Collected data

==================================================

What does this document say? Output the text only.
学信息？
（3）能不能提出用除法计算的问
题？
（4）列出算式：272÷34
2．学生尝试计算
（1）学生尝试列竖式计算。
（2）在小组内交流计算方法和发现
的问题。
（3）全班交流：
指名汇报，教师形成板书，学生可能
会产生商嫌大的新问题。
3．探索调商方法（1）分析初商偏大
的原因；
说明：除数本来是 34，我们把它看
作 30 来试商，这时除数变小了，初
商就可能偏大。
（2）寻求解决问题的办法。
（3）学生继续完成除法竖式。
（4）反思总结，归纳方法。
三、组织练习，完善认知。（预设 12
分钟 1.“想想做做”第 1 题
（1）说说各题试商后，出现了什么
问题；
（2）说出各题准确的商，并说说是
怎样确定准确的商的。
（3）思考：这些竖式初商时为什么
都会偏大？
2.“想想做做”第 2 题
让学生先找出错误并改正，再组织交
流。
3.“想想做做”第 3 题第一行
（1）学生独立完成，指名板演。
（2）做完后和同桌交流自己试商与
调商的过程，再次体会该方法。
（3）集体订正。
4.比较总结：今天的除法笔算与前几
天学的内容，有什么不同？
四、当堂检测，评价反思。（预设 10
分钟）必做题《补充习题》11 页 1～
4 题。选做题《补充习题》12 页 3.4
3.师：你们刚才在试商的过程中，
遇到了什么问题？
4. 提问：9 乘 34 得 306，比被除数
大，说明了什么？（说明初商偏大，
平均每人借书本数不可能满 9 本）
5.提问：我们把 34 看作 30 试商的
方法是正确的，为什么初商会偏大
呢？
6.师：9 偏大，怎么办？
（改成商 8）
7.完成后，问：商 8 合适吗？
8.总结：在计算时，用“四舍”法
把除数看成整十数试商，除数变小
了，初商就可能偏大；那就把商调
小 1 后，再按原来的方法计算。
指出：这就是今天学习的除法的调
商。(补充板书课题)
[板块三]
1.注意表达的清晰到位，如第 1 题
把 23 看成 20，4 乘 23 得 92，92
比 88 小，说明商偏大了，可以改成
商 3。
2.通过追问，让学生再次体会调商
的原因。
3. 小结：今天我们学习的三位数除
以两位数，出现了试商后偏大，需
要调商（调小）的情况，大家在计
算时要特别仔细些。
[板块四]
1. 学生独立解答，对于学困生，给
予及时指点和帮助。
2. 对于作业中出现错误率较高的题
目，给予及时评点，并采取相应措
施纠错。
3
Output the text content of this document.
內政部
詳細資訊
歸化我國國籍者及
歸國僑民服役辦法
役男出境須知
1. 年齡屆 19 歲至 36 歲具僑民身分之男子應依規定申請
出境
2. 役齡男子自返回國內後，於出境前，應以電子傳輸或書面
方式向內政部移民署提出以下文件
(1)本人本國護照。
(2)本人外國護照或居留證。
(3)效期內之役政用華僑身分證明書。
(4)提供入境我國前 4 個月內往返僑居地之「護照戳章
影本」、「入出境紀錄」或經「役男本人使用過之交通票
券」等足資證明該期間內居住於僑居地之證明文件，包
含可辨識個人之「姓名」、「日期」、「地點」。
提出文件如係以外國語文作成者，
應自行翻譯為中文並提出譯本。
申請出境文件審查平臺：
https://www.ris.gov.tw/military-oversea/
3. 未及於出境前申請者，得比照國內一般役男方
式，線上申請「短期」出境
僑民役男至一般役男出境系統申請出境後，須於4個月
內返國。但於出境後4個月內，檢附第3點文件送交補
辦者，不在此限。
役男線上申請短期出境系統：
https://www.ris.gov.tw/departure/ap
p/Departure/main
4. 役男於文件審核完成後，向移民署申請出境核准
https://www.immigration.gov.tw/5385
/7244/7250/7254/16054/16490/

==================================================

STATED PROBLEM:
What do the records say? Quote them all exactly.

RESULT OF THIS TASK:
What does this document say? Output the text only.
学信息？
（3）能不能提出用除法计算的问
题？
（4）列出算式：272÷34
2．学生尝试计算
（1）学生尝试列竖式计算。
（2）在小组内交流计算方法和发现
的问题。
（3）全班交流：
指名汇报，教师形成板书，学生可能
会产生商嫌大的新问题。
3．探索调商方法（1）分析初商偏大
的原因；
说明：除数本来是 34，我们把它看
作 30 来试商，这时除数变小了，初
商就可能偏大。
（2）寻求解决问题的办法。
（3）学生继续完成除法竖式。
（4）反思总结，归纳方法。
三、组织练习，完善认知。（预设 12
分钟 1.“想想做做”第 1 题
（1）说说各题试商后，出现了什么
问题；
（2）说出各题准确的商，并说说是
怎样确定准确的商的。
（3）思考：这些竖式初商时为什么
都会偏大？
2.“想想做做”第 2 题
让学生先找出错误并改正，再组织交
流。
3.“想想做做”第 3 题第一行
（1）学生独立完成，指名板演。
（2）做完后和同桌交流自己试商与
调商的过程，再次体会该方法。
（3）集体订正。
4.比较总结：今天的除法笔算与前几
天学的内容，有什么不同？
四、当堂检测，评价反思。（预设 10
分钟）必做题《补充习题》11 页 1～
4 题。选做题《补充习题》12 页 3.4
3.师：你们刚才在试商的过程中，
遇到了什么问题？
4. 提问：9 乘 34 得 306，比被除数
大，说明了什么？（说明初商偏大，
平均每人借书本数不可能满 9 本）
5.提问：我们把 34 看作 30 试商的
方法是正确的，为什么初商会偏大
呢？
6.师：9 偏大，怎么办？
（改成商 8）
7.完成后，问：商 8 合适吗？
8.总结：在计算时，用“四舍”法
把除数看成整十数试商，除数变小
了，初商就可能偏大；那就把商调
小 1 后，再按原来的方法计算。
指出：这就是今天学习的除法的调
商。(补充板书课题)
[板块三]
1.注意表达的清晰到位，如第 1 题
把 23 看成 20，4 乘 23 得 92，92
比 88 小，说明商偏大了，可以改成
商 3。
2.通过追问，让学生再次体会调商
的原因。
3. 小结：今天我们学习的三位数除
以两位数，出现了试商后偏大，需
要调商（调小）的情况，大家在计
算时要特别仔细些。
[板块四]
1. 学生独立解答，对于学困生，给
予及时指点和帮助。
2. 对于作业中出现错误率较高的题
目，给予及时评点，并采取相应措
施纠错。
3
Output the text content of this document.
內政部
詳細資訊
歸化我國國籍者及
歸國僑民服役辦法
役男出境須知
1. 年齡屆 19 歲至 36 歲具僑民身分之男子應依規定申請
出境
2. 役齡男子自返回國內後，於出境前，應以電子傳輸或書面
方式向內政部移民署提出以下文件
(1)本人本國護照。
(2)本人外國護照或居留證。
(3)效期內之役政用華僑身分證明書。
(4)提供入境我國前 4 個月內往返僑居地之「護照戳章
影本」、「入出境紀錄」或經「役男本人使用過之交通票
券」等足資證明該期間內居住於僑居地之證明文件，包
含可辨識個人之「姓名」、「日期」、「地點」。
提出文件如係以外國語文作成者，
應自行翻譯為中文並提出譯本。
申請出境文件審查平臺：
https://www.ris.gov.tw/military-oversea/
3. 未及於出境前申請者，得比照國內一般役男方
式，線上申請「短期」出境
僑民役男至一般役男出境系統申請出境後，須於4個月
內返國。但於出境後4個月內，檢附第3點文件送交補
辦者，不在此限。
役男線上申請短期出境系統：
https://www.ris.gov.tw/departure/ap
p/Departure/main
4. 役男於文件審核完成後，向移民署申請出境核准
https://www.immigration.gov.tw/5385
/7244/7250/7254/16054/16490/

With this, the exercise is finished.